Reproduce the data exactly.

--- start of Available data ---

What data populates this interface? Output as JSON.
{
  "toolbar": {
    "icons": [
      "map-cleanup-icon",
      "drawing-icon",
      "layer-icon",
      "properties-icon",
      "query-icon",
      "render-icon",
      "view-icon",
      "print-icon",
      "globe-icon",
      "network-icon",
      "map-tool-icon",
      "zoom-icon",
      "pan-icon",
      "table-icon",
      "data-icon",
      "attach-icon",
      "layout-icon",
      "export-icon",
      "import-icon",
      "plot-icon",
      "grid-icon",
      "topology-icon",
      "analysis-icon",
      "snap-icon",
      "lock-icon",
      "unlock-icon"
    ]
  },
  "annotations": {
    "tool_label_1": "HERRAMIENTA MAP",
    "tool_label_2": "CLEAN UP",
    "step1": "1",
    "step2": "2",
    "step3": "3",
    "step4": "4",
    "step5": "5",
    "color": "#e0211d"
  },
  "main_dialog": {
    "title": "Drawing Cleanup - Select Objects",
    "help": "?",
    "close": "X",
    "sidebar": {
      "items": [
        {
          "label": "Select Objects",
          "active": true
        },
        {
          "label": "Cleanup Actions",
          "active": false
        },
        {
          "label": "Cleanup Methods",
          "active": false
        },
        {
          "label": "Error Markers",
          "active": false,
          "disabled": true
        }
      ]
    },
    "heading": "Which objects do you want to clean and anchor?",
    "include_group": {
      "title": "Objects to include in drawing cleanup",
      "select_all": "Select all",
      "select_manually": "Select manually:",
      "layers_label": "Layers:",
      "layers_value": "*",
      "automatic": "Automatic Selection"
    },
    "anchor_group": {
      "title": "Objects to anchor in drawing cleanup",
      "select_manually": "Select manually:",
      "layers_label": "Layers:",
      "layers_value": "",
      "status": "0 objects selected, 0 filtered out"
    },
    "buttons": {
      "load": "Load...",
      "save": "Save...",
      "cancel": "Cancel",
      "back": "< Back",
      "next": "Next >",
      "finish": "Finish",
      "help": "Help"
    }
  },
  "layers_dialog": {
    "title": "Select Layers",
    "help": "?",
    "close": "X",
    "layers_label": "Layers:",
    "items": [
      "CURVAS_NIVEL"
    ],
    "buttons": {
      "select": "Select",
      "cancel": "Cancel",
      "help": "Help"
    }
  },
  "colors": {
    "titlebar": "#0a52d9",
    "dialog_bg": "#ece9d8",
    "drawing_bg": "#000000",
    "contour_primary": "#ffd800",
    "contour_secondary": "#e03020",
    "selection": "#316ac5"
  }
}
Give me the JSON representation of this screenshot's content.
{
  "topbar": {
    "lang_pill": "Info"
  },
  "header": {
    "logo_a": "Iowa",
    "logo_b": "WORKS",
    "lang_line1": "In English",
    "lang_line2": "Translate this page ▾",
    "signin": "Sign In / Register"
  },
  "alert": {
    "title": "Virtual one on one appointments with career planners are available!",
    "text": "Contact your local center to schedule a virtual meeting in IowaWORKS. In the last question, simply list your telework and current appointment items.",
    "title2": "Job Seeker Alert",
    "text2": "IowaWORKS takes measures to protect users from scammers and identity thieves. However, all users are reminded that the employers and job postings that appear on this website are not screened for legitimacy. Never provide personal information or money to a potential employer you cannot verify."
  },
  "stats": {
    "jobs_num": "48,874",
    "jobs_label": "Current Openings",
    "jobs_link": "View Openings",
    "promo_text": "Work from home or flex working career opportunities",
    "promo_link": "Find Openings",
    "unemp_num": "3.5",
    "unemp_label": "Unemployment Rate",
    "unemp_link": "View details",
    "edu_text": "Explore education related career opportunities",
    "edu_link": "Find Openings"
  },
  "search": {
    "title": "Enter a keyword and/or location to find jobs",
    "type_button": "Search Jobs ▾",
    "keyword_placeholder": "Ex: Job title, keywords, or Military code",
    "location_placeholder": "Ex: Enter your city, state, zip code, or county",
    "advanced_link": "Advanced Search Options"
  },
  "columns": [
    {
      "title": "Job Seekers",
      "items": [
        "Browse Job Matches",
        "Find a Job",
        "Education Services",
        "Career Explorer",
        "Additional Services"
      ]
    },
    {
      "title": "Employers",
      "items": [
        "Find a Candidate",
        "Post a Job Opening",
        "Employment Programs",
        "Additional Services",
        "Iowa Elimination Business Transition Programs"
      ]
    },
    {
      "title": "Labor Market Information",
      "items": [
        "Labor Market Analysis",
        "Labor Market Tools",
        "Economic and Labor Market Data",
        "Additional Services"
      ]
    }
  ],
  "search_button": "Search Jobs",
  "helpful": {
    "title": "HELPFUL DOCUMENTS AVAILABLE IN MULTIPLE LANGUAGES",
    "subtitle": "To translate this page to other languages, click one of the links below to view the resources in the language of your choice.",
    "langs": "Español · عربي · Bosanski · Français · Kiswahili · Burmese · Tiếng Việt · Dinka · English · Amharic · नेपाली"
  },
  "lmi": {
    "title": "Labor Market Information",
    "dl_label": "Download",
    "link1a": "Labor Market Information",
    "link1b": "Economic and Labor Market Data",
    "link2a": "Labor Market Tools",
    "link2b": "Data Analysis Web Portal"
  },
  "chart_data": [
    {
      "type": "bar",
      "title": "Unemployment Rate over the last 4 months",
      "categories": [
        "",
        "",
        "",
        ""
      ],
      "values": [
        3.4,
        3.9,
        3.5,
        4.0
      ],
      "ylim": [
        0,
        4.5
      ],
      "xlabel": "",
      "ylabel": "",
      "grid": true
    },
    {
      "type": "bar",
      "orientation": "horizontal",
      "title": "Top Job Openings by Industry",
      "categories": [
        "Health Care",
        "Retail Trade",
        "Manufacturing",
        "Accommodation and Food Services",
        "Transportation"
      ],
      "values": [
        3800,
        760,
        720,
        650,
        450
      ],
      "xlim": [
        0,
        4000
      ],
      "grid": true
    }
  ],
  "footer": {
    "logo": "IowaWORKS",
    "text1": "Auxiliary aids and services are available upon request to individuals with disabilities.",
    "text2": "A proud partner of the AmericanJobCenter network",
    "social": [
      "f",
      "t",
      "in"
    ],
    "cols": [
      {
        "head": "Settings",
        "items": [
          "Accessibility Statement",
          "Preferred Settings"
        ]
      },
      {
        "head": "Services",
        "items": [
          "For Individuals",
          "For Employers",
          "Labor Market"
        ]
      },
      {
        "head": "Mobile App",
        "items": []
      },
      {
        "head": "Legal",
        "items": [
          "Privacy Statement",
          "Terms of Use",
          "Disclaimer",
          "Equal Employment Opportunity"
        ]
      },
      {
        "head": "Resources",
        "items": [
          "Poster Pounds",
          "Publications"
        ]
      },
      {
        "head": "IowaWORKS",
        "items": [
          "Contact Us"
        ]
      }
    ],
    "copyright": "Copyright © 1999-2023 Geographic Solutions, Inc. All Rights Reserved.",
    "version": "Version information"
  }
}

--- end of Available data ---

Written solution:
What data populates this interface? Output as JSON.
{
  "toolbar": {
    "icons": [
      "map-cleanup-icon",
      "drawing-icon",
      "layer-icon",
      "properties-icon",
      "query-icon",
      "render-icon",
      "view-icon",
      "print-icon",
      "globe-icon",
      "network-icon",
      "map-tool-icon",
      "zoom-icon",
      "pan-icon",
      "table-icon",
      "data-icon",
      "attach-icon",
      "layout-icon",
      "export-icon",
      "import-icon",
      "plot-icon",
      "grid-icon",
      "topology-icon",
      "analysis-icon",
      "snap-icon",
      "lock-icon",
      "unlock-icon"
    ]
  },
  "annotations": {
    "tool_label_1": "HERRAMIENTA MAP",
    "tool_label_2": "CLEAN UP",
    "step1": "1",
    "step2": "2",
    "step3": "3",
    "step4": "4",
    "step5": "5",
    "color": "#e0211d"
  },
  "main_dialog": {
    "title": "Drawing Cleanup - Select Objects",
    "help": "?",
    "close": "X",
    "sidebar": {
      "items": [
        {
          "label": "Select Objects",
          "active": true
        },
        {
          "label": "Cleanup Actions",
          "active": false
        },
        {
          "label": "Cleanup Methods",
          "active": false
        },
        {
          "label": "Error Markers",
          "active": false,
          "disabled": true
        }
      ]
    },
    "heading": "Which objects do you want to clean and anchor?",
    "include_group": {
      "title": "Objects to include in drawing cleanup",
      "select_all": "Select all",
      "select_manually": "Select manually:",
      "layers_label": "Layers:",
      "layers_value": "*",
      "automatic": "Automatic Selection"
    },
    "anchor_group": {
      "title": "Objects to anchor in drawing cleanup",
      "select_manually": "Select manually:",
      "layers_label": "Layers:",
      "layers_value": "",
      "status": "0 objects selected, 0 filtered out"
    },
    "buttons": {
      "load": "Load...",
      "save": "Save...",
      "cancel": "Cancel",
      "back": "< Back",
      "next": "Next >",
      "finish": "Finish",
      "help": "Help"
    }
  },
  "layers_dialog": {
    "title": "Select Layers",
    "help": "?",
    "close": "X",
    "layers_label": "Layers:",
    "items": [
      "CURVAS_NIVEL"
    ],
    "buttons": {
      "select": "Select",
      "cancel": "Cancel",
      "help": "Help"
    }
  },
  "colors": {
    "titlebar": "#0a52d9",
    "dialog_bg": "#ece9d8",
    "drawing_bg": "#000000",
    "contour_primary": "#ffd800",
    "contour_secondary": "#e03020",
    "selection": "#316ac5"
  }
}
Give me the JSON representation of this screenshot's content.
{
  "topbar": {
    "lang_pill": "Info"
  },
  "header": {
    "logo_a": "Iowa",
    "logo_b": "WORKS",
    "lang_line1": "In English",
    "lang_line2": "Translate this page ▾",
    "signin": "Sign In / Register"
  },
  "alert": {
    "title": "Virtual one on one appointments with career planners are available!",
    "text": "Contact your local center to schedule a virtual meeting in IowaWORKS. In the last question, simply list your telework and current appointment items.",
    "title2": "Job Seeker Alert",
    "text2": "IowaWORKS takes measures to protect users from scammers and identity thieves. However, all users are reminded that the employers and job postings that appear on this website are not screened for legitimacy. Never provide personal information or money to a potential employer you cannot verify."
  },
  "stats": {
    "jobs_num": "48,874",
    "jobs_label": "Current Openings",
    "jobs_link": "View Openings",
    "promo_text": "Work from home or flex working career opportunities",
    "promo_link": "Find Openings",
    "unemp_num": "3.5",
    "unemp_label": "Unemployment Rate",
    "unemp_link": "View details",
    "edu_text": "Explore education related career opportunities",
    "edu_link": "Find Openings"
  },
  "search": {
    "title": "Enter a keyword and/or location to find jobs",
    "type_button": "Search Jobs ▾",
    "keyword_placeholder": "Ex: Job title, keywords, or Military code",
    "location_placeholder": "Ex: Enter your city, state, zip code, or county",
    "advanced_link": "Advanced Search Options"
  },
  "columns": [
    {
      "title": "Job Seekers",
      "items": [
        "Browse Job Matches",
        "Find a Job",
        "Education Services",
        "Career Explorer",
        "Additional Services"
      ]
    },
    {
      "title": "Employers",
      "items": [
        "Find a Candidate",
        "Post a Job Opening",
        "Employment Programs",
        "Additional Services",
        "Iowa Elimination Business Transition Programs"
      ]
    },
    {
      "title": "Labor Market Information",
      "items": [
        "Labor Market Analysis",
        "Labor Market Tools",
        "Economic and Labor Market Data",
        "Additional Services"
      ]
    }
  ],
  "search_button": "Search Jobs",
  "helpful": {
    "title": "HELPFUL DOCUMENTS AVAILABLE IN MULTIPLE LANGUAGES",
    "subtitle": "To translate this page to other languages, click one of the links below to view the resources in the language of your choice.",
    "langs": "Español · عربي · Bosanski · Français · Kiswahili · Burmese · Tiếng Việt · Dinka · English · Amharic · नेपाली"
  },
  "lmi": {
    "title": "Labor Market Information",
    "dl_label": "Download",
    "link1a": "Labor Market Information",
    "link1b": "Economic and Labor Market Data",
    "link2a": "Labor Market Tools",
    "link2b": "Data Analysis Web Portal"
  },
  "chart_data": [
    {
      "type": "bar",
      "title": "Unemployment Rate over the last 4 months",
      "categories": [
        "",
        "",
        "",
        ""
      ],
      "values": [
        3.4,
        3.9,
        3.5,
        4.0
      ],
      "ylim": [
        0,
        4.5
      ],
      "xlabel": "",
      "ylabel": "",
      "grid": true
    },
    {
      "type": "bar",
      "orientation": "horizontal",
      "title": "Top Job Openings by Industry",
      "categories": [
        "Health Care",
        "Retail Trade",
        "Manufacturing",
        "Accommodation and Food Services",
        "Transportation"
      ],
      "values": [
        3800,
        760,
        720,
        650,
        450
      ],
      "xlim": [
        0,
        4000
      ],
      "grid": true
    }
  ],
  "footer": {
    "logo": "IowaWORKS",
    "text1": "Auxiliary aids and services are available upon request to individuals with disabilities.",
    "text2": "A proud partner of the AmericanJobCenter network",
    "social": [
      "f",
      "t",
      "in"
    ],
    "cols": [
      {
        "head": "Settings",
        "items": [
          "Accessibility Statement",
          "Preferred Settings"
        ]
      },
      {
        "head": "Services",
        "items": [
          "For Individuals",
          "For Employers",
          "Labor Market"
        ]
      },
      {
        "head": "Mobile App",
        "items": []
      },
      {
        "head": "Legal",
        "items": [
          "Privacy Statement",
          "Terms of Use",
          "Disclaimer",
          "Equal Employment Opportunity"
        ]
      },
      {
        "head": "Resources",
        "items": [
          "Poster Pounds",
          "Publications"
        ]
      },
      {
        "head": "IowaWORKS",
        "items": [
          "Contact Us"
        ]
      }
    ],
    "copyright": "Copyright © 1999-2023 Geographic Solutions, Inc. All Rights Reserved.",
    "version": "Version information"
  }
}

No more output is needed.